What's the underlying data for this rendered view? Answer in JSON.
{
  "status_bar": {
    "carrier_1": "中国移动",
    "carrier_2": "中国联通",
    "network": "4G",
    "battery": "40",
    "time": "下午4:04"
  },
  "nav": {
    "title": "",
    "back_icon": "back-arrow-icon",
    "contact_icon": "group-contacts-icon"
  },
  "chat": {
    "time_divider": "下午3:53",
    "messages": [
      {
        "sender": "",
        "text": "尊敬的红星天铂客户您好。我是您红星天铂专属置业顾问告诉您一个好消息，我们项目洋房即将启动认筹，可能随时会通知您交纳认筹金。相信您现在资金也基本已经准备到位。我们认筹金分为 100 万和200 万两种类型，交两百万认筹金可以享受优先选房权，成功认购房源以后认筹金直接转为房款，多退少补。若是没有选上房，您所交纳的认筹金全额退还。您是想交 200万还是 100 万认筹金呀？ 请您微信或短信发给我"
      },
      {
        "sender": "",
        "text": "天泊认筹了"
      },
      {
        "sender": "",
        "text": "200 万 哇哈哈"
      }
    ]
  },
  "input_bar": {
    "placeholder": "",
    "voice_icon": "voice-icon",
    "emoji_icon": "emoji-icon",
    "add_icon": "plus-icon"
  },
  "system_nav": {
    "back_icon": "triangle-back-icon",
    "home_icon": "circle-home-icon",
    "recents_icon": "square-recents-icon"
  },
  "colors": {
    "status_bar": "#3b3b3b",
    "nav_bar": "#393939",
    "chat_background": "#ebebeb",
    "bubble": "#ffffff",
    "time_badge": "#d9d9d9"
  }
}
------------------------------------
■ Exercise
Repeat every entry word for word.

■ Solution below
What's the underlying data for this rendered view? Answer in JSON.
{
  "status_bar": {
    "carrier_1": "中国移动",
    "carrier_2": "中国联通",
    "network": "4G",
    "battery": "40",
    "time": "下午4:04"
  },
  "nav": {
    "title": "",
    "back_icon": "back-arrow-icon",
    "contact_icon": "group-contacts-icon"
  },
  "chat": {
    "time_divider": "下午3:53",
    "messages": [
      {
        "sender": "",
        "text": "尊敬的红星天铂客户您好。我是您红星天铂专属置业顾问告诉您一个好消息，我们项目洋房即将启动认筹，可能随时会通知您交纳认筹金。相信您现在资金也基本已经准备到位。我们认筹金分为 100 万和200 万两种类型，交两百万认筹金可以享受优先选房权，成功认购房源以后认筹金直接转为房款，多退少补。若是没有选上房，您所交纳的认筹金全额退还。您是想交 200万还是 100 万认筹金呀？ 请您微信或短信发给我"
      },
      {
        "sender": "",
        "text": "天泊认筹了"
      },
      {
        "sender": "",
        "text": "200 万 哇哈哈"
      }
    ]
  },
  "input_bar": {
    "placeholder": "",
    "voice_icon": "voice-icon",
    "emoji_icon": "emoji-icon",
    "add_icon": "plus-icon"
  },
  "system_nav": {
    "back_icon": "triangle-back-icon",
    "home_icon": "circle-home-icon",
    "recents_icon": "square-recents-icon"
  },
  "colors": {
    "status_bar": "#3b3b3b",
    "nav_bar": "#393939",
    "chat_background": "#ebebeb",
    "bubble": "#ffffff",
    "time_badge": "#d9d9d9"
  }
}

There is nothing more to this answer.